## Aim of the exercise
Note each line where "wymiary" appears, and copy it.

== Record list ==

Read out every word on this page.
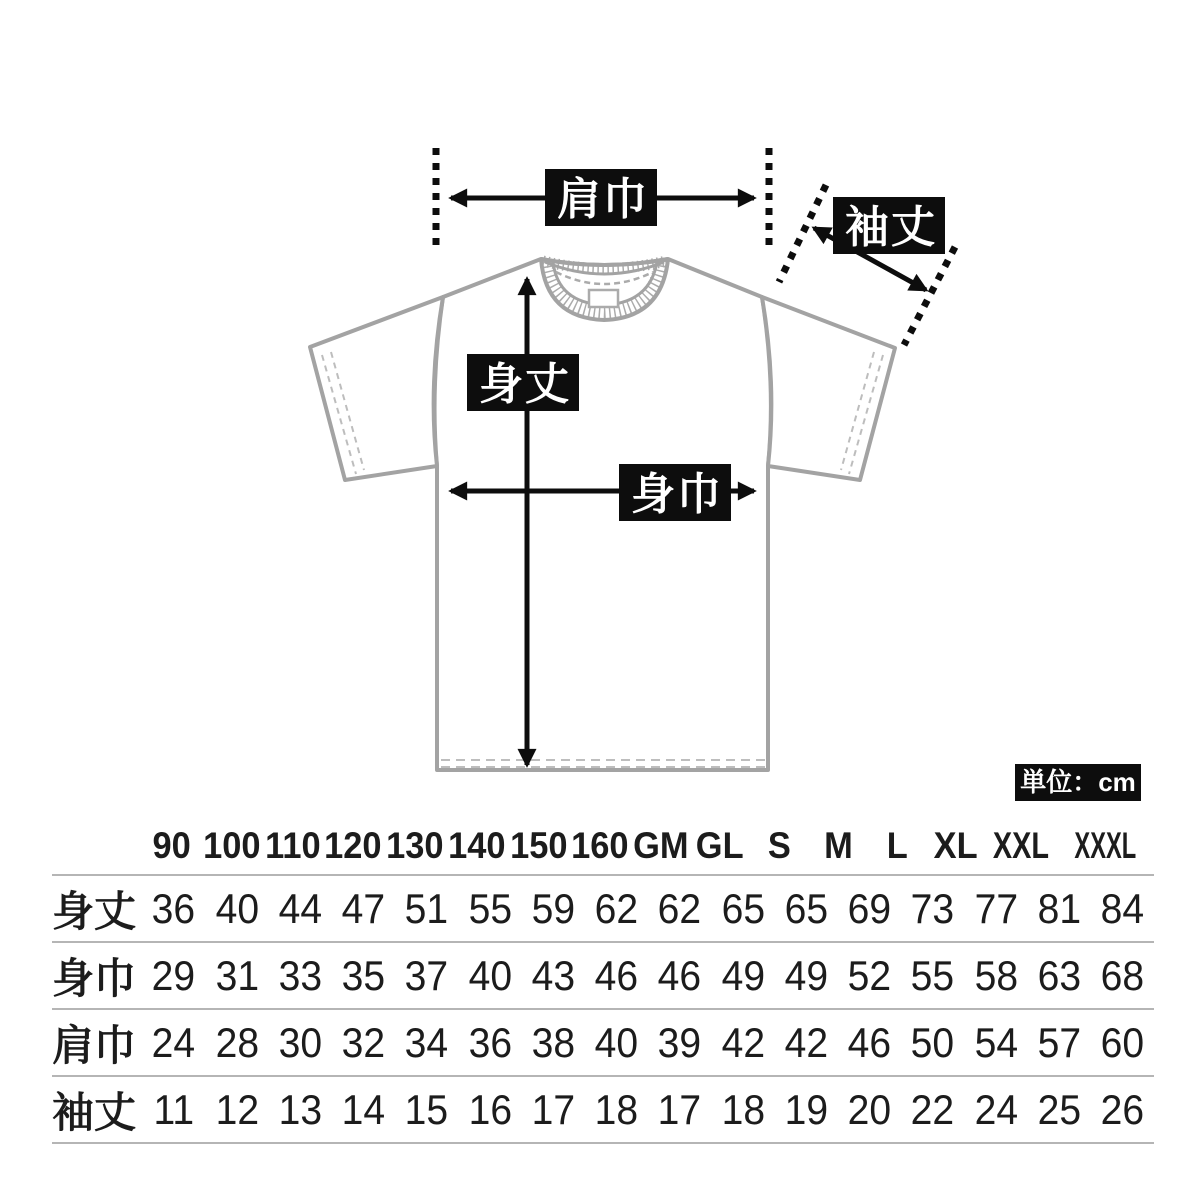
肩巾
袖丈
身丈
身巾
単位：cm
90 100 110 120 130 140 150 160 GM GL S M L XL XXL XXXL
身丈 36 40 44 47 51 55 59 62 62 65 65 69 73 77 81 84
身巾 29 31 33 35 37 40 43 46 46 49 49 52 55 58 63 68
肩巾 24 28 30 32 34 36 38 40 39 42 42 46 50 54 57 60
袖丈 11 12 13 14 15 16 17 18 17 18 19 20 22 24 25 26
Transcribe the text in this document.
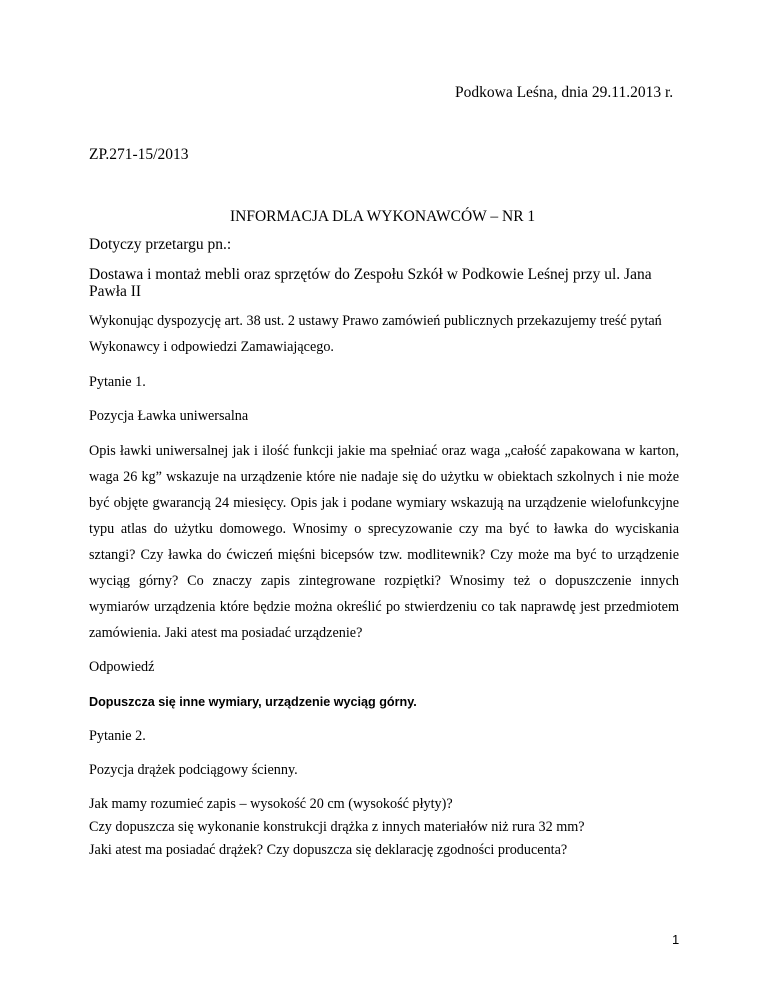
Podkowa Leśna, dnia 29.11.2013 r.

ZP.271-15/2013

INFORMACJA DLA WYKONAWCÓW – NR 1

Dotyczy przetargu pn.:

Dostawa i montaż mebli oraz sprzętów do Zespołu Szkół w Podkowie Leśnej przy ul. Jana

Pawła II

Wykonując dyspozycję art. 38 ust. 2 ustawy Prawo zamówień publicznych przekazujemy treść pytań

Wykonawcy i odpowiedzi Zamawiającego.

Pytanie 1.

Pozycja Ławka uniwersalna

Opis ławki uniwersalnej jak i ilość funkcji jakie ma spełniać oraz waga „całość zapakowana w karton,

waga 26 kg” wskazuje na urządzenie które nie nadaje się do użytku w obiektach szkolnych i nie może

być objęte gwarancją 24 miesięcy. Opis jak i podane wymiary wskazują na urządzenie wielofunkcyjne

typu atlas do użytku domowego. Wnosimy o sprecyzowanie czy ma być to ławka do wyciskania

sztangi? Czy ławka do ćwiczeń mięśni bicepsów tzw. modlitewnik? Czy może ma być to urządzenie

wyciąg górny? Co znaczy zapis zintegrowane rozpiętki? Wnosimy też o dopuszczenie innych

wymiarów urządzenia które będzie można określić po stwierdzeniu co tak naprawdę jest przedmiotem

zamówienia. Jaki atest ma posiadać urządzenie?

Odpowiedź

Dopuszcza się inne wymiary, urządzenie wyciąg górny.

Pytanie 2.

Pozycja drążek podciągowy ścienny.

Jak mamy rozumieć zapis – wysokość 20 cm (wysokość płyty)?

Czy dopuszcza się wykonanie konstrukcji drążka z innych materiałów niż rura 32 mm?

Jaki atest ma posiadać drążek? Czy dopuszcza się deklarację zgodności producenta?

1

===

## Task result
być objęte gwarancją 24 miesięcy. Opis jak i podane wymiary wskazują na urządzenie wielofunkcyjne
Dopuszcza się inne wymiary, urządzenie wyciąg górny.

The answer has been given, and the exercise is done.